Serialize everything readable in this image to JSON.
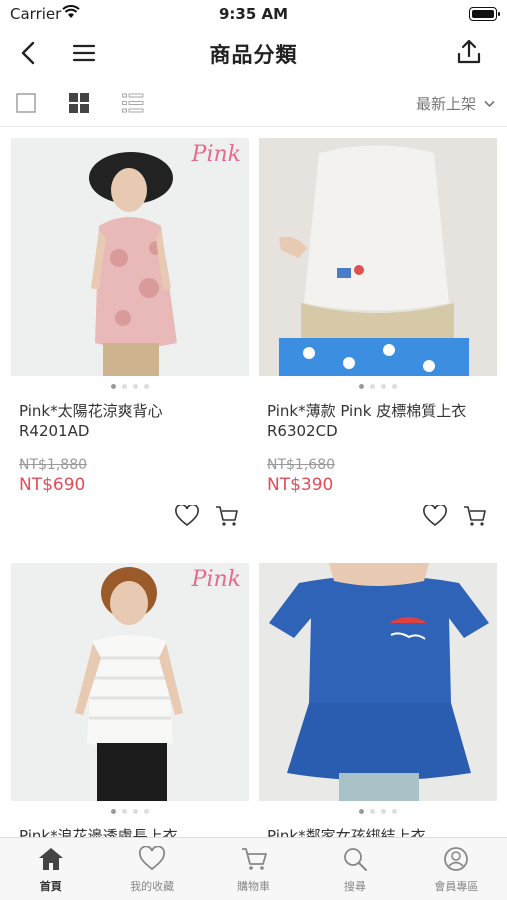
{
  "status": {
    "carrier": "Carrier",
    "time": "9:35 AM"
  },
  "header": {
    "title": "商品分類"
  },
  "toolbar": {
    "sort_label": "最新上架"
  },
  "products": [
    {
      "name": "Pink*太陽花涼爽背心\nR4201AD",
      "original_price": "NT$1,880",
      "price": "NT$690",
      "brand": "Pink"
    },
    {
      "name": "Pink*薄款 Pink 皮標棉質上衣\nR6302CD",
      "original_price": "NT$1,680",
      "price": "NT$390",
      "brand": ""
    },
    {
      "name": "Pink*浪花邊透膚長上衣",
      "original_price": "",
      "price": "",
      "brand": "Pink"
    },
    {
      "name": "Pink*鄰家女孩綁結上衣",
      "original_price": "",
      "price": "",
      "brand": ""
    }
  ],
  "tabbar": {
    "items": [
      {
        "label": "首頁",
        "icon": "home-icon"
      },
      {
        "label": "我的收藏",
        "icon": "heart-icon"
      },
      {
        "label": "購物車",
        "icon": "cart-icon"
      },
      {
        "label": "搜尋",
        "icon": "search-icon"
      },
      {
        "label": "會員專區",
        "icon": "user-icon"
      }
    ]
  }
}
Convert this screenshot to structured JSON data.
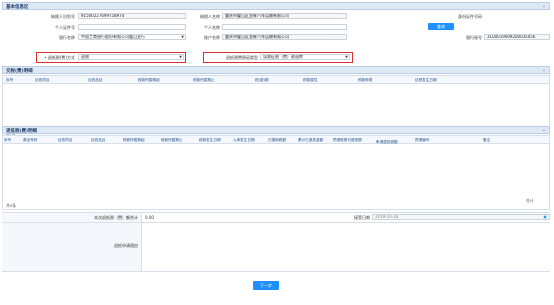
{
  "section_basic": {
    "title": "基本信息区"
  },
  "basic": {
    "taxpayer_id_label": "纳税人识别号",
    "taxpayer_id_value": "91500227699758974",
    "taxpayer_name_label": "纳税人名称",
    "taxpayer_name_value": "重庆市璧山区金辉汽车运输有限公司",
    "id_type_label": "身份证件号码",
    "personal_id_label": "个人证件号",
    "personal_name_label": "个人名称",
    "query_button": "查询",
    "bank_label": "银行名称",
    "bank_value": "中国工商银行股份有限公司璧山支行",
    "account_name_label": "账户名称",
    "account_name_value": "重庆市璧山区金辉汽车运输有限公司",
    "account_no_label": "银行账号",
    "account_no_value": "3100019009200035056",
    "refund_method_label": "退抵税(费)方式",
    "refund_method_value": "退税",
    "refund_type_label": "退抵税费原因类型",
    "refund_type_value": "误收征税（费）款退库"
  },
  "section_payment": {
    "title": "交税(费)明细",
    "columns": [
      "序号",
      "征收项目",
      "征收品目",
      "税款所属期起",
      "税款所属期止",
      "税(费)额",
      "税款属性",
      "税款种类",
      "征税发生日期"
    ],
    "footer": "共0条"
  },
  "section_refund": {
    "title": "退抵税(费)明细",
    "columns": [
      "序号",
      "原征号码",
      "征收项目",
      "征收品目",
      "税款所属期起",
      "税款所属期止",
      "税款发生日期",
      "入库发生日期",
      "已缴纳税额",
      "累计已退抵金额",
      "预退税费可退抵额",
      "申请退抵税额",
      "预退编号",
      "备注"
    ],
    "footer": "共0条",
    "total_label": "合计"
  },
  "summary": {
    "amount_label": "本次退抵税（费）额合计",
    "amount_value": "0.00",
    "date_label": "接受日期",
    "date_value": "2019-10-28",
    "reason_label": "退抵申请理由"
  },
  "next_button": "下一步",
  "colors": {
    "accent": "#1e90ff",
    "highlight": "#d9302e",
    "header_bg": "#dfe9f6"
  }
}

The task: Output the material word for word, omitting its pictures.

Solved exercise:
Serialize everything readable in this image to JSON.
{
  "status": {
    "carrier": "Carrier",
    "time": "9:35 AM"
  },
  "header": {
    "title": "商品分類"
  },
  "toolbar": {
    "sort_label": "最新上架"
  },
  "products": [
    {
      "name": "Pink*太陽花涼爽背心\nR4201AD",
      "original_price": "NT$1,880",
      "price": "NT$690",
      "brand": "Pink"
    },
    {
      "name": "Pink*薄款 Pink 皮標棉質上衣\nR6302CD",
      "original_price": "NT$1,680",
      "price": "NT$390",
      "brand": ""
    },
    {
      "name": "Pink*浪花邊透膚長上衣",
      "original_price": "",
      "price": "",
      "brand": "Pink"
    },
    {
      "name": "Pink*鄰家女孩綁結上衣",
      "original_price": "",
      "price": "",
      "brand": ""
    }
  ],
  "tabbar": {
    "items": [
      {
        "label": "首頁",
        "icon": "home-icon"
      },
      {
        "label": "我的收藏",
        "icon": "heart-icon"
      },
      {
        "label": "購物車",
        "icon": "cart-icon"
      },
      {
        "label": "搜尋",
        "icon": "search-icon"
      },
      {
        "label": "會員專區",
        "icon": "user-icon"
      }
    ]
  }
}
Convert this screenshot to structured JSON data.
{
  "section_basic": {
    "title": "基本信息区"
  },
  "basic": {
    "taxpayer_id_label": "纳税人识别号",
    "taxpayer_id_value": "91500227699758974",
    "taxpayer_name_label": "纳税人名称",
    "taxpayer_name_value": "重庆市璧山区金辉汽车运输有限公司",
    "id_type_label": "身份证件号码",
    "personal_id_label": "个人证件号",
    "personal_name_label": "个人名称",
    "query_button": "查询",
    "bank_label": "银行名称",
    "bank_value": "中国工商银行股份有限公司璧山支行",
    "account_name_label": "账户名称",
    "account_name_value": "重庆市璧山区金辉汽车运输有限公司",
    "account_no_label": "银行账号",
    "account_no_value": "3100019009200035056",
    "refund_method_label": "退抵税(费)方式",
    "refund_method_value": "退税",
    "refund_type_label": "退抵税费原因类型",
    "refund_type_value": "误收征税（费）款退库"
  },
  "section_payment": {
    "title": "交税(费)明细",
    "columns": [
      "序号",
      "征收项目",
      "征收品目",
      "税款所属期起",
      "税款所属期止",
      "税(费)额",
      "税款属性",
      "税款种类",
      "征税发生日期"
    ],
    "footer": "共0条"
  },
  "section_refund": {
    "title": "退抵税(费)明细",
    "columns": [
      "序号",
      "原征号码",
      "征收项目",
      "征收品目",
      "税款所属期起",
      "税款所属期止",
      "税款发生日期",
      "入库发生日期",
      "已缴纳税额",
      "累计已退抵金额",
      "预退税费可退抵额",
      "申请退抵税额",
      "预退编号",
      "备注"
    ],
    "footer": "共0条",
    "total_label": "合计"
  },
  "summary": {
    "amount_label": "本次退抵税（费）额合计",
    "amount_value": "0.00",
    "date_label": "接受日期",
    "date_value": "2019-10-28",
    "reason_label": "退抵申请理由"
  },
  "next_button": "下一步",
  "colors": {
    "accent": "#1e90ff",
    "highlight": "#d9302e",
    "header_bg": "#dfe9f6"
  }
}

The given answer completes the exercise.